Data for processing:
■ ■ ■ ■ ■
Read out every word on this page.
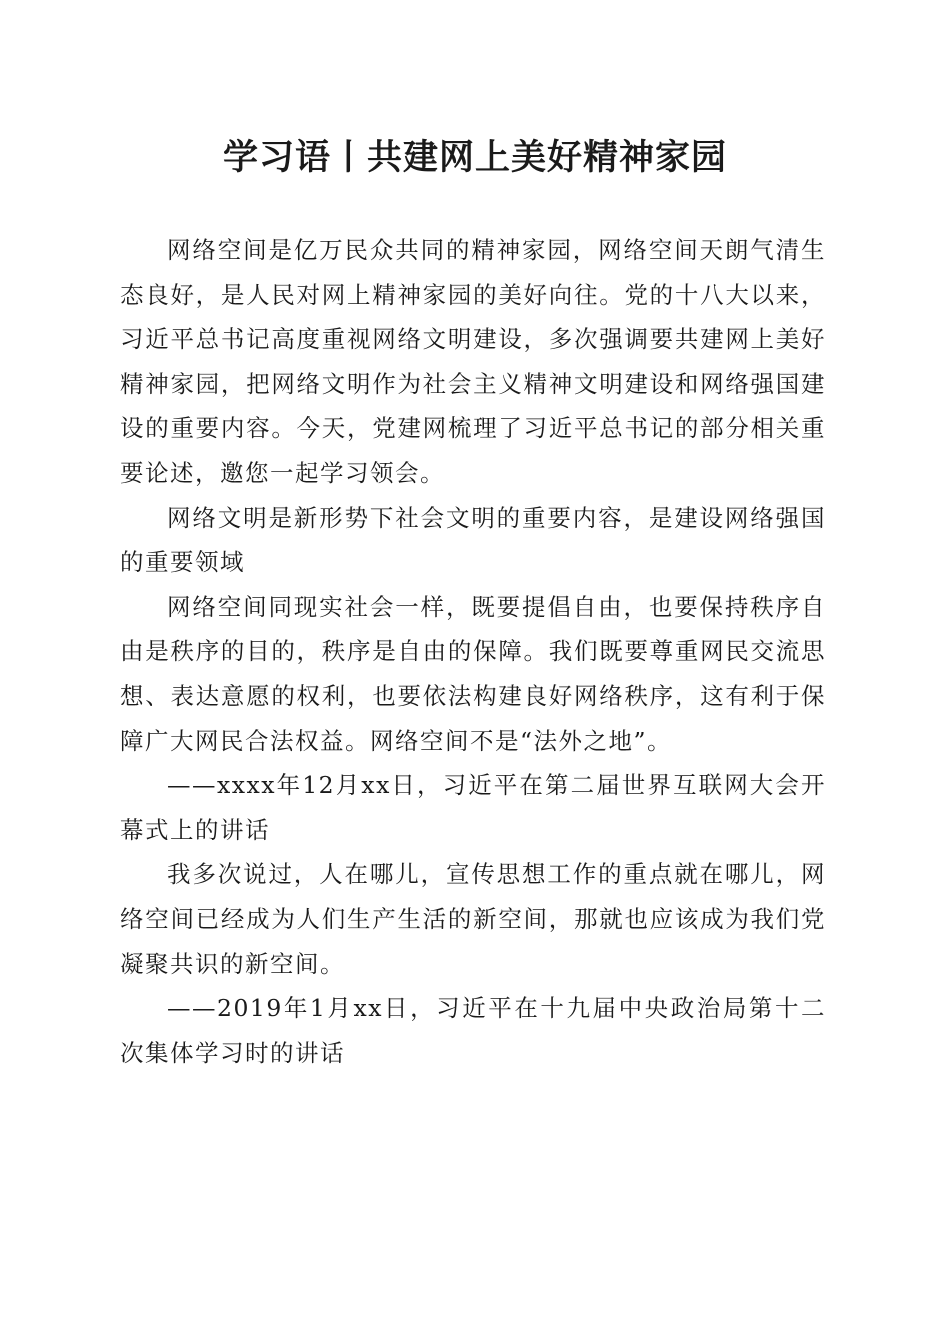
学习语丨共建网上美好精神家园

网络空间是亿万民众共同的精神家园，网络空间天朗气清生态良好，是人民对网上精神家园的美好向往。党的十八大以来，习近平总书记高度重视网络文明建设，多次强调要共建网上美好精神家园，把网络文明作为社会主义精神文明建设和网络强国建设的重要内容。今天，党建网梳理了习近平总书记的部分相关重要论述，邀您一起学习领会。

网络文明是新形势下社会文明的重要内容，是建设网络强国的重要领域

网络空间同现实社会一样，既要提倡自由，也要保持秩序自由是秩序的目的，秩序是自由的保障。我们既要尊重网民交流思想、表达意愿的权利，也要依法构建良好网络秩序，这有利于保障广大网民合法权益。网络空间不是“法外之地”。

——xxxx年12月xx日，习近平在第二届世界互联网大会开幕式上的讲话

我多次说过，人在哪儿，宣传思想工作的重点就在哪儿，网络空间已经成为人们生产生活的新空间，那就也应该成为我们党凝聚共识的新空间。

——2019年1月xx日，习近平在十九届中央政治局第十二次集体学习时的讲话
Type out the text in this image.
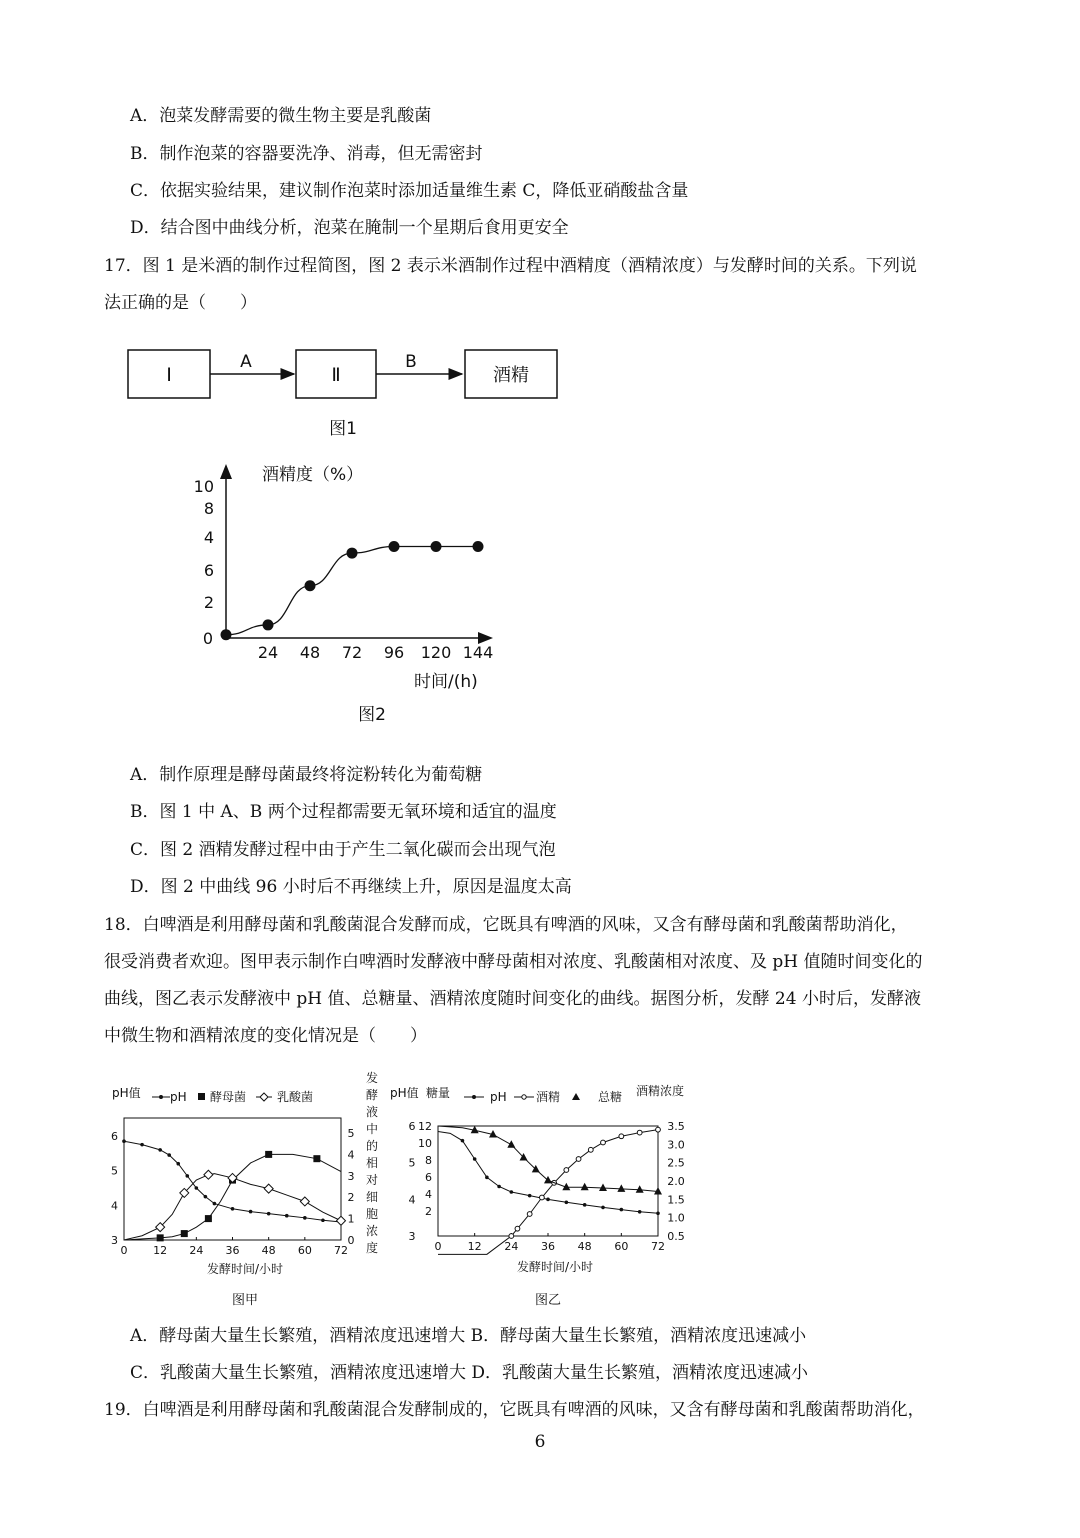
A．泡菜发酵需要的微生物主要是乳酸菌
B．制作泡菜的容器要洗净、消毒，但无需密封
C．依据实验结果，建议制作泡菜时添加适量维生素 C，降低亚硝酸盐含量
D．结合图中曲线分析，泡菜在腌制一个星期后食用更安全
17．图 1 是米酒的制作过程简图，图 2 表示米酒制作过程中酒精度（酒精浓度）与发酵时间的关系。下列说
法正确的是（　　）
Ⅰ
A
Ⅱ
B
酒精
图1
酒精度（%）
时间/(h)
0
24 48 72 96 120 144
2
6
4
8
10
图2
A．制作原理是酵母菌最终将淀粉转化为葡萄糖
B．图 1 中 A、B 两个过程都需要无氧环境和适宜的温度
C．图 2 酒精发酵过程中由于产生二氧化碳而会出现气泡
D．图 2 中曲线 96 小时后不再继续上升，原因是温度太高
18．白啤酒是利用酵母菌和乳酸菌混合发酵而成，它既具有啤酒的风味，又含有酵母菌和乳酸菌帮助消化，
很受消费者欢迎。图甲表示制作白啤酒时发酵液中酵母菌相对浓度、乳酸菌相对浓度、及 pH 值随时间变化的
曲线，图乙表示发酵液中 pH 值、总糖量、酒精浓度随时间变化的曲线。据图分析，发酵 24 小时后，发酵液
中微生物和酒精浓度的变化情况是（　　）
pH值 pH 酵母菌	乳酸菌
0 12 24 36 48 60 72
3
4
5
6
0
1
2
3
4
5
发
酵
液
中
的
相
对
细
胞
浓
度
发酵时间/小时
图甲
pH值 糖量	酒精浓度
pH 酒精	总糖
0 12 24 36 48 60 72
3
4
5
6
2
4
6
8
10
12
0.5
1.0
1.5
2.0
2.5
3.0
3.5
发酵时间/小时
图乙
A．酵母菌大量生长繁殖，酒精浓度迅速增大 B．酵母菌大量生长繁殖，酒精浓度迅速减小
C．乳酸菌大量生长繁殖，酒精浓度迅速增大 D．乳酸菌大量生长繁殖，酒精浓度迅速减小
19．白啤酒是利用酵母菌和乳酸菌混合发酵制成的，它既具有啤酒的风味，又含有酵母菌和乳酸菌帮助消化，
6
■ ■ ■ ■ ■
Stated exercise: Write out, word for word, the line containing "Type out the text in this image." and each line after it to the end of the data, and nothing more. Drop the pictures.

Answer:
Type out the text in this image.
A．泡菜发酵需要的微生物主要是乳酸菌
B．制作泡菜的容器要洗净、消毒，但无需密封
C．依据实验结果，建议制作泡菜时添加适量维生素 C，降低亚硝酸盐含量
D．结合图中曲线分析，泡菜在腌制一个星期后食用更安全
17．图 1 是米酒的制作过程简图，图 2 表示米酒制作过程中酒精度（酒精浓度）与发酵时间的关系。下列说
法正确的是（　　）
Ⅰ
A
Ⅱ
B
酒精
图1
酒精度（%）
时间/(h)
0
24 48 72 96 120 144
2
6
4
8
10
图2
A．制作原理是酵母菌最终将淀粉转化为葡萄糖
B．图 1 中 A、B 两个过程都需要无氧环境和适宜的温度
C．图 2 酒精发酵过程中由于产生二氧化碳而会出现气泡
D．图 2 中曲线 96 小时后不再继续上升，原因是温度太高
18．白啤酒是利用酵母菌和乳酸菌混合发酵而成，它既具有啤酒的风味，又含有酵母菌和乳酸菌帮助消化，
很受消费者欢迎。图甲表示制作白啤酒时发酵液中酵母菌相对浓度、乳酸菌相对浓度、及 pH 值随时间变化的
曲线，图乙表示发酵液中 pH 值、总糖量、酒精浓度随时间变化的曲线。据图分析，发酵 24 小时后，发酵液
中微生物和酒精浓度的变化情况是（　　）
pH值 pH 酵母菌	乳酸菌
0 12 24 36 48 60 72
3
4
5
6
0
1
2
3
4
5
发
酵
液
中
的
相
对
细
胞
浓
度
发酵时间/小时
图甲
pH值 糖量	酒精浓度
pH 酒精	总糖
0 12 24 36 48 60 72
3
4
5
6
2
4
6
8
10
12
0.5
1.0
1.5
2.0
2.5
3.0
3.5
发酵时间/小时
图乙
A．酵母菌大量生长繁殖，酒精浓度迅速增大 B．酵母菌大量生长繁殖，酒精浓度迅速减小
C．乳酸菌大量生长繁殖，酒精浓度迅速增大 D．乳酸菌大量生长繁殖，酒精浓度迅速减小
19．白啤酒是利用酵母菌和乳酸菌混合发酵制成的，它既具有啤酒的风味，又含有酵母菌和乳酸菌帮助消化，
6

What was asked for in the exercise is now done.